Page extract:
────────
Hunter argues that the envelope with the warning is relevant to patent offensiveness because the context in which sexually explicit material is presented may affect a juror's view of the offensiveness of the material. For example, Hunter argues, a person might find a sexually explicit billboard offensive, but might not find offensive the same scene in a movie viewed at home. Part of the context in this case, Hunter contends, is that the mailed materials were sent only to adults who wanted them.

Hunter makes the same argument with respect to the district court's instruction: "[I]t is not a defense to the crimes charged in the indictment that defendants may have sold these materials to adults who willingly purchased them, and it should not in any way be a part of your deliberation in this case " (emphasis added). Hunter contests the emphasized portion of the instruction, arguing that the district court, "by instructing the jury that it could not consider the fact of an consenting-adults-only audience ... allowed the jury to evaluate the 'patent offensiveness' question under a presumption of child or unwilling adult recipients." Appellant Hunter's Brief at 10.

The gist of Hunter's argument is that although the fact that sexually explicit materials were distributed to consenting adults is not a complete defense to an obscenity prosecution, it is a factor in determining whether the materials are patently offensive. The logical implication of this novel argument is that the district court erred in not allowing the jury to consider the circumstances of the materials' distribution.

In making this argument, Hunter relies principally on Hamling v. United States, 418 U.S. 87, 94 S.Ct. 2887, 41 L.Ed.2d 590 (1974), and Ginzburg v. United States, 383 U.S. 463, 86 S.Ct. 942, 16 L.Ed.2d 31 (1966). Ginzburg involved the prosecution of a corporation and its owner for violating 18 U.S.C. Sec. 1461. The Supreme Court explicitly noted that to determine obscenity, normally only the allegedly obscene publications were necessary. 383 U.S. at 465, 86 S.Ct. at 944. In Ginzburg, however, the government had "charged the offense in the context of the circumstances of production, sale, and publicity and assumed that, standing alone, the publications themselves might not be obscene." Id. In response to the government's charge, the Court stated: "We agree that the question of obscenity may include consideration of the setting in which the publications were presented as an aid to determining the question of obscenity...." Id. at 465-66, 86 S.Ct. at 944-45. The Court later stated: "We perceive no threat to First Amendment guarantees in thus holding that in close cases evidence of pandering may be probative with respect to the nature of the material...." Id. at 474, 86 S.Ct. at 949.

In Hamling, the Supreme Court approved an instruction that informed the jurors that if they found the obscenity determination to be close, they could also consider "whether the materials had been pandered, by looking to their '[m]anner of distribution, circumstances of production, sale, ... [and] advertising.' " 418 U.S. at 130, 94 S.Ct. at 2914.
────────
Entries:
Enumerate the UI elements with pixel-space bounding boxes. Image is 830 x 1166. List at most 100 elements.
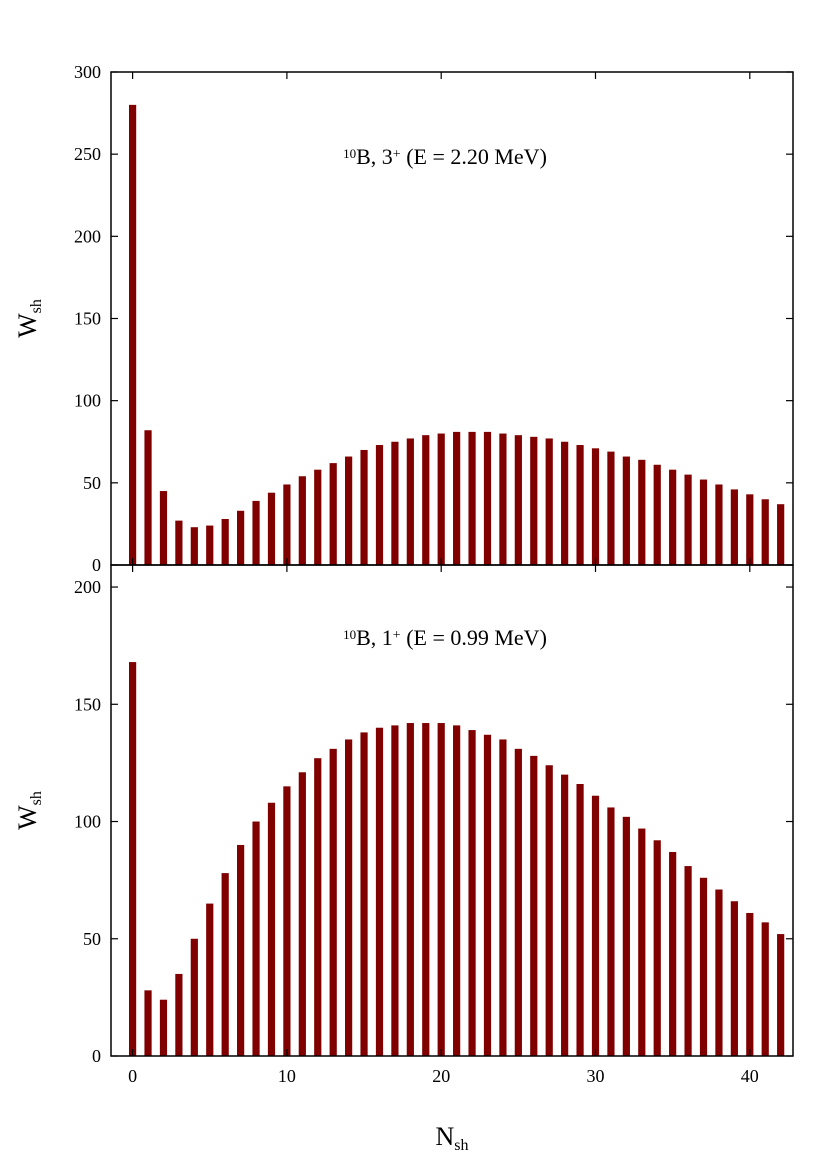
text-part: +: [393, 147, 401, 162]
bar: [252, 500, 260, 565]
y-tick-label: 200: [74, 577, 101, 597]
y-tick-label: 300: [74, 62, 101, 82]
bar: [730, 489, 738, 565]
bar: [190, 938, 198, 1056]
bar: [237, 510, 245, 565]
bar: [499, 433, 507, 565]
text-part: N: [435, 1122, 454, 1151]
bar: [159, 491, 168, 565]
bar: [576, 445, 584, 565]
bar: [561, 441, 569, 565]
bar: [468, 431, 476, 565]
text-part: 10: [343, 627, 356, 642]
bar: [607, 451, 615, 565]
bar: [406, 438, 414, 565]
bar: [746, 912, 754, 1056]
bar: [345, 456, 353, 565]
bar: [622, 816, 630, 1056]
bars: [129, 104, 793, 565]
bar: [761, 499, 769, 565]
bar: [221, 873, 229, 1056]
y-axis-label: Wsh: [13, 299, 45, 338]
bar: [206, 525, 214, 565]
bar: [514, 748, 522, 1056]
bar: [144, 430, 152, 565]
bar: [237, 844, 245, 1056]
bar: [437, 723, 445, 1056]
bar: [653, 464, 661, 565]
bar: [684, 866, 692, 1056]
bar: [329, 463, 337, 565]
x-axis-label: Nsh: [435, 1122, 468, 1154]
bar: [391, 441, 399, 565]
bar: [653, 840, 661, 1056]
bar: [252, 821, 260, 1056]
bar: [684, 474, 692, 565]
bar: [514, 435, 522, 565]
bar: [206, 903, 214, 1056]
bar: [375, 727, 384, 1056]
bar: [190, 527, 198, 565]
y-tick-label: 150: [74, 694, 101, 714]
bar: [283, 484, 291, 565]
bar: [175, 520, 183, 565]
bar: [144, 990, 152, 1056]
annotation: 10B, 1+ (E = 0.99 MeV): [343, 625, 547, 650]
bar: [746, 494, 754, 565]
bar: [314, 469, 322, 565]
bar: [314, 758, 322, 1056]
bar: [591, 448, 600, 565]
x-tick-label: 30: [586, 1066, 604, 1086]
text-part: sh: [454, 1137, 468, 1154]
bar: [406, 723, 414, 1056]
text-part: W: [13, 313, 42, 338]
bar: [545, 765, 553, 1056]
y-axis-label: Wsh: [13, 791, 45, 830]
bar: [159, 999, 168, 1056]
bar: [391, 725, 399, 1056]
bar: [422, 435, 430, 565]
x-tick-label: 10: [278, 1066, 296, 1086]
bar: [622, 456, 630, 565]
bar: [129, 662, 137, 1056]
y-tick-label: 200: [74, 226, 101, 246]
text-part: B, 3: [356, 144, 393, 169]
text-part: (E = 2.20 MeV): [401, 144, 547, 169]
text-part: sh: [28, 791, 45, 805]
bar: [777, 934, 785, 1056]
bar: [129, 104, 137, 565]
y-tick-label: 100: [74, 812, 101, 832]
bar: [267, 492, 276, 565]
bar: [699, 479, 708, 565]
bar: [761, 922, 769, 1056]
y-tick-label: 0: [92, 1046, 101, 1066]
bar: [499, 739, 507, 1056]
y-tick-label: 50: [83, 929, 101, 949]
bar: [375, 445, 384, 565]
bar: [715, 889, 723, 1056]
bar: [530, 436, 538, 565]
text-part: W: [13, 805, 42, 830]
plot-frame: [110, 564, 794, 1057]
x-tick-label: 0: [128, 1066, 137, 1086]
text-part: +: [393, 628, 401, 643]
annotation: 10B, 3+ (E = 2.20 MeV): [343, 144, 547, 169]
bar: [437, 433, 445, 565]
bar: [298, 476, 306, 565]
text-part: B, 1: [356, 625, 393, 650]
bar: [468, 730, 476, 1056]
x-tick-label: 20: [432, 1066, 450, 1086]
y-tick-label: 100: [74, 391, 101, 411]
bar: [561, 774, 569, 1056]
bar: [669, 469, 677, 565]
x-tick-label: 40: [741, 1066, 759, 1086]
bar: [298, 772, 306, 1056]
bar: [483, 431, 492, 565]
bar: [329, 748, 337, 1056]
bar: [221, 518, 229, 565]
bar: [483, 734, 492, 1056]
bar: [607, 807, 615, 1056]
bar: [345, 739, 353, 1056]
y-tick-label: 0: [92, 555, 101, 575]
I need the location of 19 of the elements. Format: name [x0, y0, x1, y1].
────────
Written instruction A: Find every line in the entries that contains the string "part", and copy each one. Match case exactly.
Written instruction B: Pick up the passage on Hunter's obscenity appeal where it stops, and continue writing it.

Reply A:
text-part: +: [393, 147, 401, 162]
text-part: N: [435, 1122, 454, 1151]
text-part: 10: [343, 627, 356, 642]
text-part: sh: [454, 1137, 468, 1154]
text-part: W: [13, 313, 42, 338]
text-part: B, 3: [356, 144, 393, 169]
text-part: (E = 2.20 MeV): [401, 144, 547, 169]
text-part: sh: [28, 791, 45, 805]
text-part: W: [13, 805, 42, 830]
text-part: +: [393, 628, 401, 643]
text-part: B, 1: [356, 625, 393, 650]

Reply B:
For a number of reasons, these cases do not support Hunter's argument that the district court erred by not allowing the jury to consider evidence that only consenting adults received the material. First, the Court has approved the use of evidence of "context" only when the government has alleged pandering. In this case, the government made no such claim. Furthermore, such context evidence has only been accepted as a sort of aggravating factor in the obscenity determination, and not as a mitigating factor, as Hunter asks us to hold. Second, even when approving the use of such evidence, the Court has stated only that it "may" or "could" be considered, not that it must be. Therefore, the fact that such evidence was not allowed is not a ground for reversal unless the district court abused its discretion. On the record before us, no such abuse exists. Finally, the Court has approved the use of such evidence only in "close" cases. Hunter does not argue that the obscenity determinations in this case were close 4 and we refuse to speculate on the issue. Therefore, the district court did not err in its instruction or in refusing to admit the evidence.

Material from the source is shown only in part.